**Exercise objective:**
Give the data again exactly as written, skipping any pictures.

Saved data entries
++++++++

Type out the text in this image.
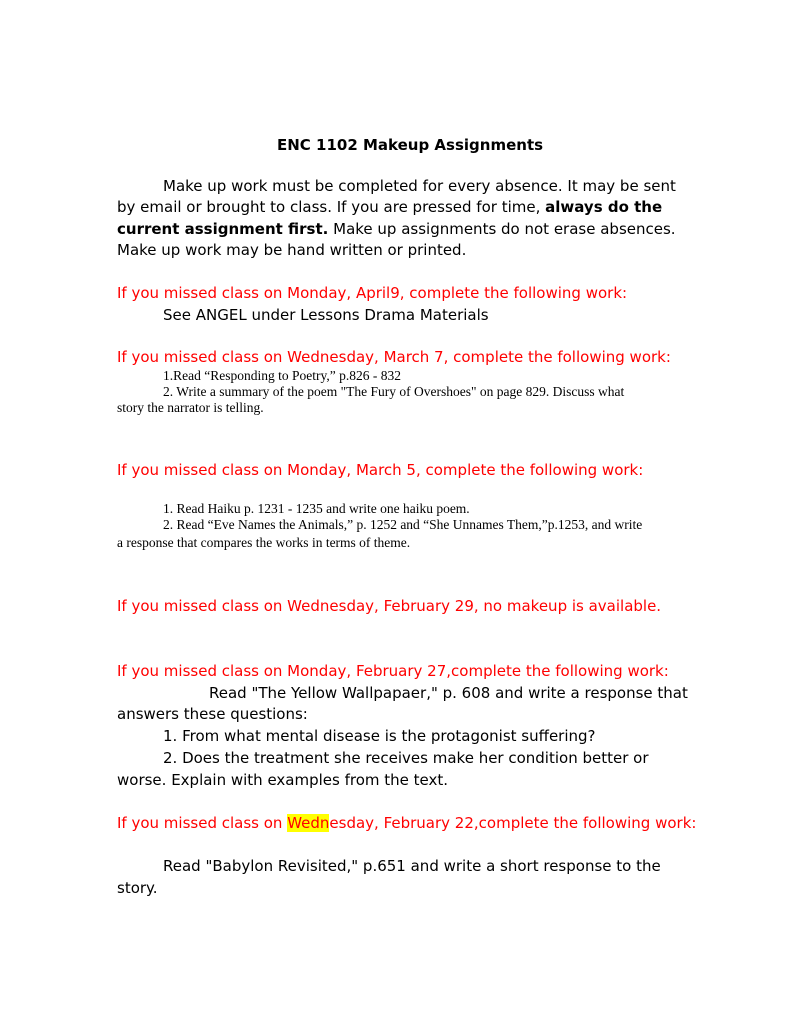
ENC 1102 Makeup Assignments
Make up work must be completed for every absence. It may be sent
by email or brought to class. If you are pressed for time, always do the
current assignment first. Make up assignments do not erase absences.
Make up work may be hand written or printed.
If you missed class on Monday, April9, complete the following work:
See ANGEL under Lessons Drama Materials
If you missed class on Wednesday, March 7, complete the following work:
1.Read “Responding to Poetry,” p.826 - 832
2. Write a summary of the poem "The Fury of Overshoes" on page 829. Discuss what
story the narrator is telling.
If you missed class on Monday, March 5, complete the following work:
1. Read Haiku p. 1231 - 1235 and write one haiku poem.
2. Read “Eve Names the Animals,” p. 1252 and “She Unnames Them,”p.1253, and write
a response that compares the works in terms of theme.
If you missed class on Wednesday, February 29, no makeup is available.
If you missed class on Monday, February 27,complete the following work:
Read "The Yellow Wallpapaer," p. 608 and write a response that
answers these questions:
1. From what mental disease is the protagonist suffering?
2. Does the treatment she receives make her condition better or
worse. Explain with examples from the text.
If you missed class on Wednesday, February 22,complete the following work:
Read "Babylon Revisited," p.651 and write a short response to the
story.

++++++++

**The reply:**
Type out the text in this image.
ENC 1102 Makeup Assignments
Make up work must be completed for every absence. It may be sent
by email or brought to class. If you are pressed for time, always do the
current assignment first. Make up assignments do not erase absences.
Make up work may be hand written or printed.
If you missed class on Monday, April9, complete the following work:
See ANGEL under Lessons Drama Materials
If you missed class on Wednesday, March 7, complete the following work:
1.Read “Responding to Poetry,” p.826 - 832
2. Write a summary of the poem "The Fury of Overshoes" on page 829. Discuss what
story the narrator is telling.
If you missed class on Monday, March 5, complete the following work:
1. Read Haiku p. 1231 - 1235 and write one haiku poem.
2. Read “Eve Names the Animals,” p. 1252 and “She Unnames Them,”p.1253, and write
a response that compares the works in terms of theme.
If you missed class on Wednesday, February 29, no makeup is available.
If you missed class on Monday, February 27,complete the following work:
Read "The Yellow Wallpapaer," p. 608 and write a response that
answers these questions:
1. From what mental disease is the protagonist suffering?
2. Does the treatment she receives make her condition better or
worse. Explain with examples from the text.
If you missed class on Wednesday, February 22,complete the following work:
Read "Babylon Revisited," p.651 and write a short response to the
story.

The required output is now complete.